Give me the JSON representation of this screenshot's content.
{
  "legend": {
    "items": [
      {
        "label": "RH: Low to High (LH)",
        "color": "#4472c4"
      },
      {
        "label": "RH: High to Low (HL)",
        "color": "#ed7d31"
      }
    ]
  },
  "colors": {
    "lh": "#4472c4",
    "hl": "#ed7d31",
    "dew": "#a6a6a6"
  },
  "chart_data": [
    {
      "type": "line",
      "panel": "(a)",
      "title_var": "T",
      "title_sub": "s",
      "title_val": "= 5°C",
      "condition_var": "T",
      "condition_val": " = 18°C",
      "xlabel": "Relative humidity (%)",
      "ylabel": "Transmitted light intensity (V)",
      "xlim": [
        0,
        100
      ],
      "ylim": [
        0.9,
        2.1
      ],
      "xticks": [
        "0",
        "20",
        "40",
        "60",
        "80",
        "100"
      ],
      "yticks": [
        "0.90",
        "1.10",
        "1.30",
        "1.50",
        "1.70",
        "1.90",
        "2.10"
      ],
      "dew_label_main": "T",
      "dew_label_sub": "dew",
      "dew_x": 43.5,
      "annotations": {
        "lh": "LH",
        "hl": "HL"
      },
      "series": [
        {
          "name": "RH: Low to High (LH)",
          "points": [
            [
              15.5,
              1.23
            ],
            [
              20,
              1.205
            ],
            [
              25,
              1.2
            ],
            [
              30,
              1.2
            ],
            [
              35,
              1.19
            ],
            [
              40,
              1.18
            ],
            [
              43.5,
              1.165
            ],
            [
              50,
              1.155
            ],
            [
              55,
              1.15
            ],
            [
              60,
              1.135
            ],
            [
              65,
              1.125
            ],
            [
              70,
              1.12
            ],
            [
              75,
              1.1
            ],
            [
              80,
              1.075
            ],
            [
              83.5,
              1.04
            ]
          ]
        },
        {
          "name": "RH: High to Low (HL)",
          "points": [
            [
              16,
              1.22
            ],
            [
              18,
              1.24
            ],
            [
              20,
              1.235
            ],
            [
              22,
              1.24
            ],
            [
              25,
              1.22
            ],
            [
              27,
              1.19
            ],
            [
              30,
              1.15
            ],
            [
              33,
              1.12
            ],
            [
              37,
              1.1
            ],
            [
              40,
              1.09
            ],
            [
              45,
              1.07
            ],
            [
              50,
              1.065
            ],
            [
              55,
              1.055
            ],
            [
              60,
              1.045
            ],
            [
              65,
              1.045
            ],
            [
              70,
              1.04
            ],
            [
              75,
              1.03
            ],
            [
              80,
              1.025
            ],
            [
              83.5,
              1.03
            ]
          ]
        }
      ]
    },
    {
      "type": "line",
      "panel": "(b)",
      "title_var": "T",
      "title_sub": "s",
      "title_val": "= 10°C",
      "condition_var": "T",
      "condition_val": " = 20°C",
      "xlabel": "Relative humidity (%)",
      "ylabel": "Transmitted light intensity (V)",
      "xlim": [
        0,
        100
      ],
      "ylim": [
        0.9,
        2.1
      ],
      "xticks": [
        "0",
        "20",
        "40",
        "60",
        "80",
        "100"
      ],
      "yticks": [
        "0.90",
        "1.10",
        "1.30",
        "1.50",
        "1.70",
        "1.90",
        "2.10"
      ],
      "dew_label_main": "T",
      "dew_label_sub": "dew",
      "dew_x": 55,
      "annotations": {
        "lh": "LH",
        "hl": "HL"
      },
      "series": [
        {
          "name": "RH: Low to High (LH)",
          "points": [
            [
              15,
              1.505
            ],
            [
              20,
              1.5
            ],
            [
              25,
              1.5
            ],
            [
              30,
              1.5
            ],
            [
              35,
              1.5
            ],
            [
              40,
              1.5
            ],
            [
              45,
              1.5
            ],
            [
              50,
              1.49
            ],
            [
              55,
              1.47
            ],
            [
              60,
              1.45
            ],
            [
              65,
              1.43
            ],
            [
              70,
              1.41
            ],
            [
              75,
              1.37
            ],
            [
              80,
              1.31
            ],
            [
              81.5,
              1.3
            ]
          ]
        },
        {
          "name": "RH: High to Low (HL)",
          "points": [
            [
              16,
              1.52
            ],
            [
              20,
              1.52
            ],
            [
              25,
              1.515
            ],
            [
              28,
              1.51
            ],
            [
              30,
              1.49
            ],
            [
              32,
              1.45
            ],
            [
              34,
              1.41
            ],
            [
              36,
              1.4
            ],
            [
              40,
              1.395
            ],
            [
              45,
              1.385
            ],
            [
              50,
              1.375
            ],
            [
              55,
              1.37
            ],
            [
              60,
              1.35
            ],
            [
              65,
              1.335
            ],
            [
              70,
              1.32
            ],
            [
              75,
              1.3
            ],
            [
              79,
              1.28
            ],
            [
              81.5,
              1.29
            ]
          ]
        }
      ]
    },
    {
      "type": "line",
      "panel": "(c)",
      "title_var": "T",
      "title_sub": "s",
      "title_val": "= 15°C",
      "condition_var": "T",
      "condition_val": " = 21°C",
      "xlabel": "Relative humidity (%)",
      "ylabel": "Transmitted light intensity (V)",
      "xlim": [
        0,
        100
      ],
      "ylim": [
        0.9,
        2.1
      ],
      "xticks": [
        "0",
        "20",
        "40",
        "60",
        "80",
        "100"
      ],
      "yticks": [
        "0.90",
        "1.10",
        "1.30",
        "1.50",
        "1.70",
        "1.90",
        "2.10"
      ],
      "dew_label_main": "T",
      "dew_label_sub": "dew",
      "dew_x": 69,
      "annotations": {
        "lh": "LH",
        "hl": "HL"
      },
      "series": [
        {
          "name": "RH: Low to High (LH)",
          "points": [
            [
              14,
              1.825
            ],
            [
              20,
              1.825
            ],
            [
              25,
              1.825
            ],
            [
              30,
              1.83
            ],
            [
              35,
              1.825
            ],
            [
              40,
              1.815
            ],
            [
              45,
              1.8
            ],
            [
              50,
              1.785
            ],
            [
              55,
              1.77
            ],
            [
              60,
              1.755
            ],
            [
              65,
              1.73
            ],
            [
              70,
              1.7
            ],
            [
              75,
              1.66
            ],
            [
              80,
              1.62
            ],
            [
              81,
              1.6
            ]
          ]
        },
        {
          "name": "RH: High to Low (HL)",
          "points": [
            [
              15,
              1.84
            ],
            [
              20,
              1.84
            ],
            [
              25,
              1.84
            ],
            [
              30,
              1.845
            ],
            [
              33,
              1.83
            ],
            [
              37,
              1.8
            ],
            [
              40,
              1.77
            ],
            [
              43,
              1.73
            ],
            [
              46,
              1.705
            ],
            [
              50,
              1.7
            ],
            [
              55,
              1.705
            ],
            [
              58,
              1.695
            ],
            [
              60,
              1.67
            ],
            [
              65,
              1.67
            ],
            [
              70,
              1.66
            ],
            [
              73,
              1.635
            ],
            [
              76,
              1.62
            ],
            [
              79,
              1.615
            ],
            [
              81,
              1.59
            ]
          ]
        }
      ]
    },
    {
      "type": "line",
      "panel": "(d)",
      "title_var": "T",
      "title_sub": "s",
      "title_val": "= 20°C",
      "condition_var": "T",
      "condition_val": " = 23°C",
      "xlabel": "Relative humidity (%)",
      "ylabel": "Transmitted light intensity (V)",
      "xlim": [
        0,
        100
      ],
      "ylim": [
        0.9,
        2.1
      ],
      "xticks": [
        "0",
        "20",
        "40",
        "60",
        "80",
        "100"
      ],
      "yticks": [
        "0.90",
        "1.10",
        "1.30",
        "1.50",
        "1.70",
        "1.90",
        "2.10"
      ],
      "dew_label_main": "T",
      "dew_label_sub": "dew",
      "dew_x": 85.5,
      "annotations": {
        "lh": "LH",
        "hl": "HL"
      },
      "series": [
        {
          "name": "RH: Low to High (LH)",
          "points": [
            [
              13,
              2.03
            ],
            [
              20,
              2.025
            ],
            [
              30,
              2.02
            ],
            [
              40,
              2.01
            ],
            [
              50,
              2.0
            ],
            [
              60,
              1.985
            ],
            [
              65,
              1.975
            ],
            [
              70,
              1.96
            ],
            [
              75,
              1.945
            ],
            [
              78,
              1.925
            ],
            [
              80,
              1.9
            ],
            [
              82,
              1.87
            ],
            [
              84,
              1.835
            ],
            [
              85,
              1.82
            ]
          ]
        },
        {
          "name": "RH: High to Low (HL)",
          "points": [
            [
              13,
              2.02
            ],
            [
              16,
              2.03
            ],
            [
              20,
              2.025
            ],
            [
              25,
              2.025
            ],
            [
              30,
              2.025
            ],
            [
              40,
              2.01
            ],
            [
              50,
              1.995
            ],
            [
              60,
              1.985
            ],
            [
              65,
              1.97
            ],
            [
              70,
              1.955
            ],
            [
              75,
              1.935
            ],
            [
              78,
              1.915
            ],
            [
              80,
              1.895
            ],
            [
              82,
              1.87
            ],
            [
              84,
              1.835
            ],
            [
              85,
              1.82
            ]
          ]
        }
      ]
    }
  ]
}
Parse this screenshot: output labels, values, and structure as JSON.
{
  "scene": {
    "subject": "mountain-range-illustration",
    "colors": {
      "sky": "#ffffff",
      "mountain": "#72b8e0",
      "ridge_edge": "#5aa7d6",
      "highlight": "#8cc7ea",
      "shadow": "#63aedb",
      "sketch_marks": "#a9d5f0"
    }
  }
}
= = = = = = =
Take the lines from the one containing "Parse this screenshot: output" to the last line of the material above and write them out exactly.

▶ _FINISHED TASK_
Parse this screenshot: output labels, values, and structure as JSON.
{
  "scene": {
    "subject": "mountain-range-illustration",
    "colors": {
      "sky": "#ffffff",
      "mountain": "#72b8e0",
      "ridge_edge": "#5aa7d6",
      "highlight": "#8cc7ea",
      "shadow": "#63aedb",
      "sketch_marks": "#a9d5f0"
    }
  }
}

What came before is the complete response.